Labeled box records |
● ● ● ● ●
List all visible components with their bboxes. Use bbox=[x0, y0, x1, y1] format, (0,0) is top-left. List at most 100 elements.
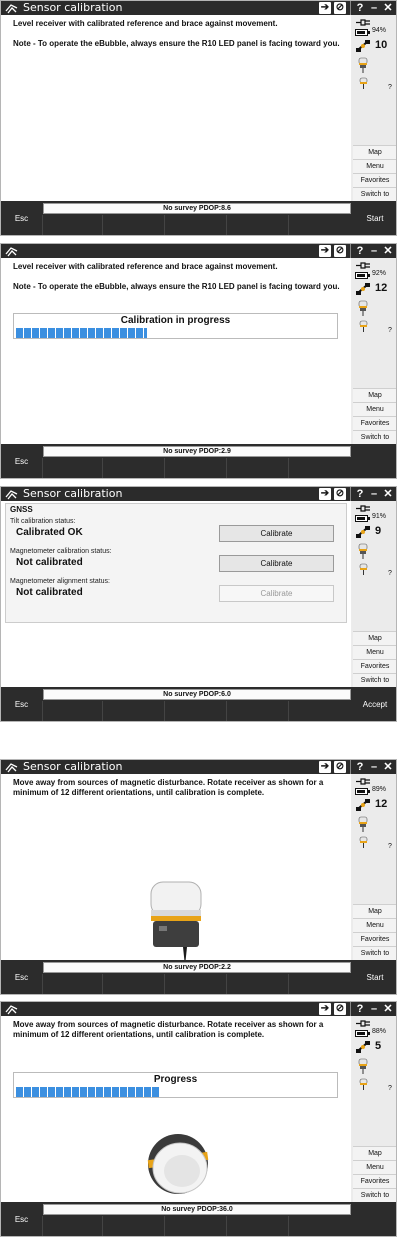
gnss-receiver-small-icon[interactable] bbox=[359, 836, 368, 848]
map-button[interactable]: Map bbox=[353, 1146, 396, 1160]
battery-icon[interactable] bbox=[355, 515, 370, 522]
minimize-button[interactable]: – bbox=[367, 1002, 381, 1016]
gnss-receiver-small-icon[interactable] bbox=[359, 320, 368, 332]
menu-button[interactable]: Menu bbox=[353, 645, 396, 659]
instruction-line: Level receiver with calibrated reference… bbox=[13, 19, 278, 28]
trimble-logo-icon[interactable] bbox=[5, 245, 18, 257]
battery-icon[interactable] bbox=[355, 272, 370, 279]
trimble-logo-icon[interactable] bbox=[5, 488, 18, 500]
menu-button[interactable]: Menu bbox=[353, 159, 396, 173]
status-sidebar: 89% 12 ? Map Menu Favorites Switch to bbox=[352, 774, 396, 960]
arrow-into-icon[interactable]: ➔ bbox=[319, 761, 331, 773]
minimize-button[interactable]: – bbox=[367, 760, 381, 774]
magnetometer-alignment-label: Magnetometer alignment status: bbox=[10, 578, 110, 585]
sensor-calibration-screen-1: Sensor calibration ➔ ⊘ ? – ✕ Level recei… bbox=[0, 0, 397, 236]
map-button[interactable]: Map bbox=[353, 631, 396, 645]
start-button[interactable]: Start bbox=[352, 960, 396, 994]
gnss-receiver-icon[interactable] bbox=[358, 300, 368, 316]
magnetometer-calibration-label: Magnetometer calibration status: bbox=[10, 548, 112, 555]
esc-button[interactable]: Esc bbox=[1, 687, 42, 721]
gnss-receiver-icon[interactable] bbox=[358, 57, 368, 73]
calibrate-tilt-button[interactable]: Calibrate bbox=[219, 525, 334, 542]
switch-to-button[interactable]: Switch to bbox=[353, 673, 396, 687]
help-button[interactable]: ? bbox=[353, 1, 367, 15]
arrow-into-icon[interactable]: ➔ bbox=[319, 488, 331, 500]
satellite-icon[interactable] bbox=[355, 798, 371, 812]
close-button[interactable]: ✕ bbox=[381, 1, 395, 15]
gnss-receiver-icon[interactable] bbox=[358, 816, 368, 832]
arrow-into-icon[interactable]: ➔ bbox=[319, 245, 331, 257]
favorites-button[interactable]: Favorites bbox=[353, 173, 396, 187]
accept-button[interactable]: Accept bbox=[352, 687, 396, 721]
progress-bar bbox=[16, 328, 147, 338]
switch-to-button[interactable]: Switch to bbox=[353, 946, 396, 960]
esc-button[interactable]: Esc bbox=[1, 444, 42, 478]
gnss-receiver-small-icon[interactable] bbox=[359, 1078, 368, 1090]
right-softkey[interactable] bbox=[352, 1202, 396, 1236]
window-title: Sensor calibration bbox=[23, 487, 123, 500]
map-button[interactable]: Map bbox=[353, 388, 396, 402]
power-plug-icon bbox=[356, 1020, 370, 1027]
calibrate-magnetometer-button[interactable]: Calibrate bbox=[219, 555, 334, 572]
minimize-button[interactable]: – bbox=[367, 487, 381, 501]
satellite-icon[interactable] bbox=[355, 282, 371, 296]
help-button[interactable]: ? bbox=[353, 487, 367, 501]
satellite-icon[interactable] bbox=[355, 39, 371, 53]
close-button[interactable]: ✕ bbox=[381, 244, 395, 258]
menu-button[interactable]: Menu bbox=[353, 402, 396, 416]
close-button[interactable]: ✕ bbox=[381, 1002, 395, 1016]
calibrate-alignment-button[interactable]: Calibrate bbox=[219, 585, 334, 602]
esc-button[interactable]: Esc bbox=[1, 1202, 42, 1236]
close-button[interactable]: ✕ bbox=[381, 760, 395, 774]
trimble-logo-icon[interactable] bbox=[5, 2, 18, 14]
battery-icon[interactable] bbox=[355, 1030, 370, 1037]
no-entry-icon[interactable]: ⊘ bbox=[334, 245, 346, 257]
battery-icon[interactable] bbox=[355, 29, 370, 36]
favorites-button[interactable]: Favorites bbox=[353, 932, 396, 946]
satellite-icon[interactable] bbox=[355, 1040, 371, 1054]
help-button[interactable]: ? bbox=[353, 244, 367, 258]
content-area: Level receiver with calibrated reference… bbox=[1, 15, 351, 201]
close-button[interactable]: ✕ bbox=[381, 487, 395, 501]
no-entry-icon[interactable]: ⊘ bbox=[334, 488, 346, 500]
no-entry-icon[interactable]: ⊘ bbox=[334, 1003, 346, 1015]
minimize-button[interactable]: – bbox=[367, 244, 381, 258]
instruction-line: Level receiver with calibrated reference… bbox=[13, 262, 278, 271]
switch-to-button[interactable]: Switch to bbox=[353, 1188, 396, 1202]
switch-to-button[interactable]: Switch to bbox=[353, 430, 396, 444]
gnss-receiver-small-icon[interactable] bbox=[359, 563, 368, 575]
map-button[interactable]: Map bbox=[353, 145, 396, 159]
trimble-logo-icon[interactable] bbox=[5, 1003, 18, 1015]
switch-to-button[interactable]: Switch to bbox=[353, 187, 396, 201]
arrow-into-icon[interactable]: ➔ bbox=[319, 1003, 331, 1015]
status-sidebar: 94% 10 ? Map Menu Favorites Switch to bbox=[352, 15, 396, 201]
favorites-button[interactable]: Favorites bbox=[353, 659, 396, 673]
calibration-progress: Calibration in progress bbox=[13, 313, 338, 339]
menu-button[interactable]: Menu bbox=[353, 1160, 396, 1174]
start-button[interactable]: Start bbox=[352, 201, 396, 235]
map-button[interactable]: Map bbox=[353, 904, 396, 918]
no-entry-icon[interactable]: ⊘ bbox=[334, 2, 346, 14]
progress-track bbox=[16, 328, 335, 338]
no-entry-icon[interactable]: ⊘ bbox=[334, 761, 346, 773]
content-area: Level receiver with calibrated reference… bbox=[1, 258, 351, 444]
battery-icon[interactable] bbox=[355, 788, 370, 795]
esc-button[interactable]: Esc bbox=[1, 201, 42, 235]
minimize-button[interactable]: – bbox=[367, 1, 381, 15]
arrow-into-icon[interactable]: ➔ bbox=[319, 2, 331, 14]
status-line: No survey PDOP:2.9 bbox=[43, 446, 351, 457]
help-button[interactable]: ? bbox=[353, 1002, 367, 1016]
favorites-button[interactable]: Favorites bbox=[353, 1174, 396, 1188]
right-softkey[interactable] bbox=[352, 444, 396, 478]
help-button[interactable]: ? bbox=[353, 760, 367, 774]
favorites-button[interactable]: Favorites bbox=[353, 416, 396, 430]
gnss-receiver-icon[interactable] bbox=[358, 1058, 368, 1074]
menu-button[interactable]: Menu bbox=[353, 918, 396, 932]
power-plug-icon bbox=[356, 505, 370, 512]
trimble-logo-icon[interactable] bbox=[5, 761, 18, 773]
gnss-receiver-small-icon[interactable] bbox=[359, 77, 368, 89]
gnss-receiver-icon[interactable] bbox=[358, 543, 368, 559]
calibration-progress: Progress bbox=[13, 1072, 338, 1098]
esc-button[interactable]: Esc bbox=[1, 960, 42, 994]
satellite-icon[interactable] bbox=[355, 525, 371, 539]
● ● ● ● ●
What is asked |
Reproduce all of the lines above word for word, omitting the pictures.

Correct answer |
List all visible components with their bboxes. Use bbox=[x0, y0, x1, y1] format, (0,0) is top-left. List at most 100 elements.
gnss-receiver-small-icon[interactable] bbox=[359, 836, 368, 848]
map-button[interactable]: Map bbox=[353, 1146, 396, 1160]
battery-icon[interactable] bbox=[355, 515, 370, 522]
minimize-button[interactable]: – bbox=[367, 1002, 381, 1016]
gnss-receiver-small-icon[interactable] bbox=[359, 320, 368, 332]
menu-button[interactable]: Menu bbox=[353, 645, 396, 659]
instruction-line: Level receiver with calibrated reference… bbox=[13, 19, 278, 28]
trimble-logo-icon[interactable] bbox=[5, 245, 18, 257]
battery-icon[interactable] bbox=[355, 272, 370, 279]
trimble-logo-icon[interactable] bbox=[5, 488, 18, 500]
menu-button[interactable]: Menu bbox=[353, 159, 396, 173]
status-sidebar: 89% 12 ? Map Menu Favorites Switch to bbox=[352, 774, 396, 960]
arrow-into-icon[interactable]: ➔ bbox=[319, 761, 331, 773]
minimize-button[interactable]: – bbox=[367, 760, 381, 774]
magnetometer-alignment-label: Magnetometer alignment status: bbox=[10, 578, 110, 585]
sensor-calibration-screen-1: Sensor calibration ➔ ⊘ ? – ✕ Level recei… bbox=[0, 0, 397, 236]
map-button[interactable]: Map bbox=[353, 631, 396, 645]
start-button[interactable]: Start bbox=[352, 960, 396, 994]
gnss-receiver-icon[interactable] bbox=[358, 300, 368, 316]
magnetometer-calibration-label: Magnetometer calibration status: bbox=[10, 548, 112, 555]
esc-button[interactable]: Esc bbox=[1, 687, 42, 721]
gnss-receiver-icon[interactable] bbox=[358, 57, 368, 73]
calibrate-tilt-button[interactable]: Calibrate bbox=[219, 525, 334, 542]
switch-to-button[interactable]: Switch to bbox=[353, 673, 396, 687]
help-button[interactable]: ? bbox=[353, 1, 367, 15]
arrow-into-icon[interactable]: ➔ bbox=[319, 488, 331, 500]
satellite-icon[interactable] bbox=[355, 798, 371, 812]
close-button[interactable]: ✕ bbox=[381, 1, 395, 15]
gnss-receiver-icon[interactable] bbox=[358, 816, 368, 832]
arrow-into-icon[interactable]: ➔ bbox=[319, 245, 331, 257]
favorites-button[interactable]: Favorites bbox=[353, 173, 396, 187]
accept-button[interactable]: Accept bbox=[352, 687, 396, 721]
progress-bar bbox=[16, 328, 147, 338]
switch-to-button[interactable]: Switch to bbox=[353, 946, 396, 960]
esc-button[interactable]: Esc bbox=[1, 444, 42, 478]
gnss-receiver-small-icon[interactable] bbox=[359, 1078, 368, 1090]
right-softkey[interactable] bbox=[352, 1202, 396, 1236]
window-title: Sensor calibration bbox=[23, 487, 123, 500]
map-button[interactable]: Map bbox=[353, 388, 396, 402]
power-plug-icon bbox=[356, 1020, 370, 1027]
calibrate-magnetometer-button[interactable]: Calibrate bbox=[219, 555, 334, 572]
minimize-button[interactable]: – bbox=[367, 487, 381, 501]
satellite-icon[interactable] bbox=[355, 282, 371, 296]
help-button[interactable]: ? bbox=[353, 487, 367, 501]
satellite-icon[interactable] bbox=[355, 39, 371, 53]
close-button[interactable]: ✕ bbox=[381, 244, 395, 258]
menu-button[interactable]: Menu bbox=[353, 402, 396, 416]
close-button[interactable]: ✕ bbox=[381, 1002, 395, 1016]
calibrate-alignment-button[interactable]: Calibrate bbox=[219, 585, 334, 602]
esc-button[interactable]: Esc bbox=[1, 1202, 42, 1236]
close-button[interactable]: ✕ bbox=[381, 760, 395, 774]
trimble-logo-icon[interactable] bbox=[5, 2, 18, 14]
battery-icon[interactable] bbox=[355, 1030, 370, 1037]
no-entry-icon[interactable]: ⊘ bbox=[334, 245, 346, 257]
battery-icon[interactable] bbox=[355, 29, 370, 36]
favorites-button[interactable]: Favorites bbox=[353, 932, 396, 946]
satellite-icon[interactable] bbox=[355, 1040, 371, 1054]
help-button[interactable]: ? bbox=[353, 244, 367, 258]
content-area: Level receiver with calibrated reference… bbox=[1, 15, 351, 201]
close-button[interactable]: ✕ bbox=[381, 487, 395, 501]
no-entry-icon[interactable]: ⊘ bbox=[334, 488, 346, 500]
no-entry-icon[interactable]: ⊘ bbox=[334, 1003, 346, 1015]
minimize-button[interactable]: – bbox=[367, 244, 381, 258]
instruction-line: Level receiver with calibrated reference… bbox=[13, 262, 278, 271]
switch-to-button[interactable]: Switch to bbox=[353, 1188, 396, 1202]
switch-to-button[interactable]: Switch to bbox=[353, 430, 396, 444]
gnss-receiver-small-icon[interactable] bbox=[359, 563, 368, 575]
map-button[interactable]: Map bbox=[353, 145, 396, 159]
trimble-logo-icon[interactable] bbox=[5, 1003, 18, 1015]
switch-to-button[interactable]: Switch to bbox=[353, 187, 396, 201]
arrow-into-icon[interactable]: ➔ bbox=[319, 1003, 331, 1015]
status-sidebar: 94% 10 ? Map Menu Favorites Switch to bbox=[352, 15, 396, 201]
favorites-button[interactable]: Favorites bbox=[353, 659, 396, 673]
calibration-progress: Calibration in progress bbox=[13, 313, 338, 339]
menu-button[interactable]: Menu bbox=[353, 1160, 396, 1174]
start-button[interactable]: Start bbox=[352, 201, 396, 235]
map-button[interactable]: Map bbox=[353, 904, 396, 918]
no-entry-icon[interactable]: ⊘ bbox=[334, 2, 346, 14]
progress-track bbox=[16, 328, 335, 338]
no-entry-icon[interactable]: ⊘ bbox=[334, 761, 346, 773]
content-area: Level receiver with calibrated reference… bbox=[1, 258, 351, 444]
battery-icon[interactable] bbox=[355, 788, 370, 795]
esc-button[interactable]: Esc bbox=[1, 201, 42, 235]
minimize-button[interactable]: – bbox=[367, 1, 381, 15]
arrow-into-icon[interactable]: ➔ bbox=[319, 2, 331, 14]
status-line: No survey PDOP:2.9 bbox=[43, 446, 351, 457]
help-button[interactable]: ? bbox=[353, 1002, 367, 1016]
favorites-button[interactable]: Favorites bbox=[353, 1174, 396, 1188]
right-softkey[interactable] bbox=[352, 444, 396, 478]
help-button[interactable]: ? bbox=[353, 760, 367, 774]
favorites-button[interactable]: Favorites bbox=[353, 416, 396, 430]
gnss-receiver-icon[interactable] bbox=[358, 1058, 368, 1074]
menu-button[interactable]: Menu bbox=[353, 918, 396, 932]
power-plug-icon bbox=[356, 505, 370, 512]
trimble-logo-icon[interactable] bbox=[5, 761, 18, 773]
gnss-receiver-small-icon[interactable] bbox=[359, 77, 368, 89]
gnss-receiver-icon[interactable] bbox=[358, 543, 368, 559]
calibration-progress: Progress bbox=[13, 1072, 338, 1098]
esc-button[interactable]: Esc bbox=[1, 960, 42, 994]
satellite-icon[interactable] bbox=[355, 525, 371, 539]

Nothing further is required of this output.